((
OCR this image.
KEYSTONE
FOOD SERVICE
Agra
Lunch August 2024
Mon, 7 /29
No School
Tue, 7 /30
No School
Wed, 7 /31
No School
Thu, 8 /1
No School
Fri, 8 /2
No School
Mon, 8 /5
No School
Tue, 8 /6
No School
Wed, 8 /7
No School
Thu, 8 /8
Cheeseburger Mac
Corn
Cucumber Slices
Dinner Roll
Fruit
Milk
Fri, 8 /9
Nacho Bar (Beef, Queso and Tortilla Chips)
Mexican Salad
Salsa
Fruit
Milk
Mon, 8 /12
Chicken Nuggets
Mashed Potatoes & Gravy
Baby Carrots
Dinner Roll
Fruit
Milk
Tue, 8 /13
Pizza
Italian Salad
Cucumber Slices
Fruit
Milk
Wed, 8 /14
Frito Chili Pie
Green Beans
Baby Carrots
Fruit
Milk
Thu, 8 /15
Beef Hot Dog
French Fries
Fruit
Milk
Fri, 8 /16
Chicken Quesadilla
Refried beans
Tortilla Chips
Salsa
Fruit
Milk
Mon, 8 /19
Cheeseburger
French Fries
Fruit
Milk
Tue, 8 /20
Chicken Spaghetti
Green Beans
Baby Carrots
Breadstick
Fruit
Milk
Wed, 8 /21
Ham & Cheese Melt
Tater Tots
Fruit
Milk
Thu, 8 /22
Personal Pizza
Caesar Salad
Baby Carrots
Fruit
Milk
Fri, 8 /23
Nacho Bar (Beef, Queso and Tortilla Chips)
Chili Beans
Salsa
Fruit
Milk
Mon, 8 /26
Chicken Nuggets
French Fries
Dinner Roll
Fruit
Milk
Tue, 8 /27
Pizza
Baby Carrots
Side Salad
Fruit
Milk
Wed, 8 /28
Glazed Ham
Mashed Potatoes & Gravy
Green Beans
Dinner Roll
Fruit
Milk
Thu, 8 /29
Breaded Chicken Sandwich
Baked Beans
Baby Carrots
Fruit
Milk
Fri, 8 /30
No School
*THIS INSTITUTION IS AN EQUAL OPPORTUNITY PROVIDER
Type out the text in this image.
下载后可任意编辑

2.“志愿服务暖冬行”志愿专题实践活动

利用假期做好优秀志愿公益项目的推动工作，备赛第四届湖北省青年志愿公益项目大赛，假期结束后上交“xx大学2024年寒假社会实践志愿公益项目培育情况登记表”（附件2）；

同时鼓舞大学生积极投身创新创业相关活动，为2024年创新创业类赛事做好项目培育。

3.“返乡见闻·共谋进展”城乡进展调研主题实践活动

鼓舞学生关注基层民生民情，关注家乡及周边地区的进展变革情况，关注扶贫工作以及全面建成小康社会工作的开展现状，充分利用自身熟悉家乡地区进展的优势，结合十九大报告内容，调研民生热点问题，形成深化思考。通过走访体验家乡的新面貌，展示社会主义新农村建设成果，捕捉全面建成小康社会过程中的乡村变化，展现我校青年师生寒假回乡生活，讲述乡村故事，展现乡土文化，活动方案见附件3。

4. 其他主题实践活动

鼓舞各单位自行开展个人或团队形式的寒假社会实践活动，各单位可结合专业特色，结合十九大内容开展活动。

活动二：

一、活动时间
))
* Aim of the task *
All the entries above need to be reproduced exactly.

* Result below *
OCR this image.
KEYSTONE
FOOD SERVICE
Agra
Lunch August 2024
Mon, 7 /29
No School
Tue, 7 /30
No School
Wed, 7 /31
No School
Thu, 8 /1
No School
Fri, 8 /2
No School
Mon, 8 /5
No School
Tue, 8 /6
No School
Wed, 8 /7
No School
Thu, 8 /8
Cheeseburger Mac
Corn
Cucumber Slices
Dinner Roll
Fruit
Milk
Fri, 8 /9
Nacho Bar (Beef, Queso and Tortilla Chips)
Mexican Salad
Salsa
Fruit
Milk
Mon, 8 /12
Chicken Nuggets
Mashed Potatoes & Gravy
Baby Carrots
Dinner Roll
Fruit
Milk
Tue, 8 /13
Pizza
Italian Salad
Cucumber Slices
Fruit
Milk
Wed, 8 /14
Frito Chili Pie
Green Beans
Baby Carrots
Fruit
Milk
Thu, 8 /15
Beef Hot Dog
French Fries
Fruit
Milk
Fri, 8 /16
Chicken Quesadilla
Refried beans
Tortilla Chips
Salsa
Fruit
Milk
Mon, 8 /19
Cheeseburger
French Fries
Fruit
Milk
Tue, 8 /20
Chicken Spaghetti
Green Beans
Baby Carrots
Breadstick
Fruit
Milk
Wed, 8 /21
Ham & Cheese Melt
Tater Tots
Fruit
Milk
Thu, 8 /22
Personal Pizza
Caesar Salad
Baby Carrots
Fruit
Milk
Fri, 8 /23
Nacho Bar (Beef, Queso and Tortilla Chips)
Chili Beans
Salsa
Fruit
Milk
Mon, 8 /26
Chicken Nuggets
French Fries
Dinner Roll
Fruit
Milk
Tue, 8 /27
Pizza
Baby Carrots
Side Salad
Fruit
Milk
Wed, 8 /28
Glazed Ham
Mashed Potatoes & Gravy
Green Beans
Dinner Roll
Fruit
Milk
Thu, 8 /29
Breaded Chicken Sandwich
Baked Beans
Baby Carrots
Fruit
Milk
Fri, 8 /30
No School
*THIS INSTITUTION IS AN EQUAL OPPORTUNITY PROVIDER
Type out the text in this image.
下载后可任意编辑

2.“志愿服务暖冬行”志愿专题实践活动

利用假期做好优秀志愿公益项目的推动工作，备赛第四届湖北省青年志愿公益项目大赛，假期结束后上交“xx大学2024年寒假社会实践志愿公益项目培育情况登记表”（附件2）；

同时鼓舞大学生积极投身创新创业相关活动，为2024年创新创业类赛事做好项目培育。

3.“返乡见闻·共谋进展”城乡进展调研主题实践活动

鼓舞学生关注基层民生民情，关注家乡及周边地区的进展变革情况，关注扶贫工作以及全面建成小康社会工作的开展现状，充分利用自身熟悉家乡地区进展的优势，结合十九大报告内容，调研民生热点问题，形成深化思考。通过走访体验家乡的新面貌，展示社会主义新农村建设成果，捕捉全面建成小康社会过程中的乡村变化，展现我校青年师生寒假回乡生活，讲述乡村故事，展现乡土文化，活动方案见附件3。

4. 其他主题实践活动

鼓舞各单位自行开展个人或团队形式的寒假社会实践活动，各单位可结合专业特色，结合十九大内容开展活动。

活动二：

一、活动时间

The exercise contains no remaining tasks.